───── AVAILABLE RECORDS

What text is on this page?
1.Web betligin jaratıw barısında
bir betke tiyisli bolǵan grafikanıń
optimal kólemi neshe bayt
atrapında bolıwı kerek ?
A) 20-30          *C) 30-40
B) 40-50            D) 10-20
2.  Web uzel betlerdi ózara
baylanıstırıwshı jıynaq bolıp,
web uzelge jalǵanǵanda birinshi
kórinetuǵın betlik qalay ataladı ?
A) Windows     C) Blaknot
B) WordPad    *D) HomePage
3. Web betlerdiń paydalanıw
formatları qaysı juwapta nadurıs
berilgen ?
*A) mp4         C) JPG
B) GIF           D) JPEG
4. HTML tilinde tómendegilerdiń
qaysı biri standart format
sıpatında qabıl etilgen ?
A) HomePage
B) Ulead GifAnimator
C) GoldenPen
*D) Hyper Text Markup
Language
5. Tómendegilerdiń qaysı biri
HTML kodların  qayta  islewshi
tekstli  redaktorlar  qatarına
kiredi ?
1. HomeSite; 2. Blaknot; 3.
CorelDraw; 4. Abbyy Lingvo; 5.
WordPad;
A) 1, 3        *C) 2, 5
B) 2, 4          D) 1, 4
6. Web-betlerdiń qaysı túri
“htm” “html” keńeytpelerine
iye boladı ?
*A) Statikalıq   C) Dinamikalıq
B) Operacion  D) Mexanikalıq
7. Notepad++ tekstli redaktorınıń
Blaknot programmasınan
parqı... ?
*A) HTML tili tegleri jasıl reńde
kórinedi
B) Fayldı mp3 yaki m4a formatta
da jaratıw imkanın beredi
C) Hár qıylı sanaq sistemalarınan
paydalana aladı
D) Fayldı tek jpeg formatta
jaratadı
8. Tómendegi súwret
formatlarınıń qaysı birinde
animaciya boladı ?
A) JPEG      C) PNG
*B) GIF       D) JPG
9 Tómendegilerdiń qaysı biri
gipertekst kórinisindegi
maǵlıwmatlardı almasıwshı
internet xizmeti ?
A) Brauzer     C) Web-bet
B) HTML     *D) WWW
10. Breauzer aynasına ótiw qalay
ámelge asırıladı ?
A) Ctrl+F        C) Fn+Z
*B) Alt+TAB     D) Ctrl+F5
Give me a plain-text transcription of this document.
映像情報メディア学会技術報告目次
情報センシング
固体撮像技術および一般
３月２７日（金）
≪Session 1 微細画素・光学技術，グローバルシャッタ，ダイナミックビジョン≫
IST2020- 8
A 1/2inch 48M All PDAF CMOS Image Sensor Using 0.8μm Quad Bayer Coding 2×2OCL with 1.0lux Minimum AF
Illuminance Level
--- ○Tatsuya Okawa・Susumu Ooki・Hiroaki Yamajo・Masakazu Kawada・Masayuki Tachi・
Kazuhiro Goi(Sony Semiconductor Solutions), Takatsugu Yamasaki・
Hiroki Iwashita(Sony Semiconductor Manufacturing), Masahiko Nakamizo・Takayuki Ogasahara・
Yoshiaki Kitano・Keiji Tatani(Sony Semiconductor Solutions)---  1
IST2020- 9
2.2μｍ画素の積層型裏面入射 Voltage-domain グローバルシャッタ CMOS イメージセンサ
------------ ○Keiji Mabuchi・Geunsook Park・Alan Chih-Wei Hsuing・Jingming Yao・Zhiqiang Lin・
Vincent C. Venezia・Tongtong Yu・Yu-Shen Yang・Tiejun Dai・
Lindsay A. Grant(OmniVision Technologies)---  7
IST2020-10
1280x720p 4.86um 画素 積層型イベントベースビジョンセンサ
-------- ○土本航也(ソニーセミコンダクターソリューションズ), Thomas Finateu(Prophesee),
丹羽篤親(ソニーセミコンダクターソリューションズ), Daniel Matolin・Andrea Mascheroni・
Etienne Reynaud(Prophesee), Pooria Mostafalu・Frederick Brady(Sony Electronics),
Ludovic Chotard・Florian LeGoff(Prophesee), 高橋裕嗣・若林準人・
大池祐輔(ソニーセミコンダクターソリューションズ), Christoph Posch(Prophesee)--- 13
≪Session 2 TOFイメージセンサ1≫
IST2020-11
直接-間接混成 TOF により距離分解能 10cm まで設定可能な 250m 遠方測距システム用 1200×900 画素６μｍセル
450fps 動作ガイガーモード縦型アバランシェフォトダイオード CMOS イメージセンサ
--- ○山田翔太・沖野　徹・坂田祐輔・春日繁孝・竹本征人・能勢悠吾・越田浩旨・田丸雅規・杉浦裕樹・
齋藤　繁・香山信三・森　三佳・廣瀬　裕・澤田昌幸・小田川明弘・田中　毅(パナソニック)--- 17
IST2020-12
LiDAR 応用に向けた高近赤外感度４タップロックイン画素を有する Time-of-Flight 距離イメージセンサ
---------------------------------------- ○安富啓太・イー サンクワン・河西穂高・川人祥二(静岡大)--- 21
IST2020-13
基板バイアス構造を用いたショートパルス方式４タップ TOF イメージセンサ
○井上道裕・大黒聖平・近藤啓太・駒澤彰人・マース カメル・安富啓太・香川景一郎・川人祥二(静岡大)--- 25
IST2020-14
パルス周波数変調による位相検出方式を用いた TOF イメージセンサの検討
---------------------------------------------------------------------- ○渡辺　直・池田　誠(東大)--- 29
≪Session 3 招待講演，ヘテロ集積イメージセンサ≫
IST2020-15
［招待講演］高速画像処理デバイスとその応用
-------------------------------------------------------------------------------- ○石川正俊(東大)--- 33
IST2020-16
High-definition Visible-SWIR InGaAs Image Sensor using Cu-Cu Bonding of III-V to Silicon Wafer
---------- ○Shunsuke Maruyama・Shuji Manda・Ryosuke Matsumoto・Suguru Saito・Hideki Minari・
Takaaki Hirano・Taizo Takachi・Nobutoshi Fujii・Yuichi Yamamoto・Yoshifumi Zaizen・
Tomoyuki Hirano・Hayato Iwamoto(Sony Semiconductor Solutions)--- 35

──────────

Wherever the word "Keiji" occurs in a line of the listing, copy that line.

--- TASK ANSWER ---
Yoshiaki Kitano・Keiji Tatani(Sony Semiconductor Solutions)---  1
------------ ○Keiji Mabuchi・Geunsook Park・Alan Chih-Wei Hsuing・Jingming Yao・Zhiqiang Lin・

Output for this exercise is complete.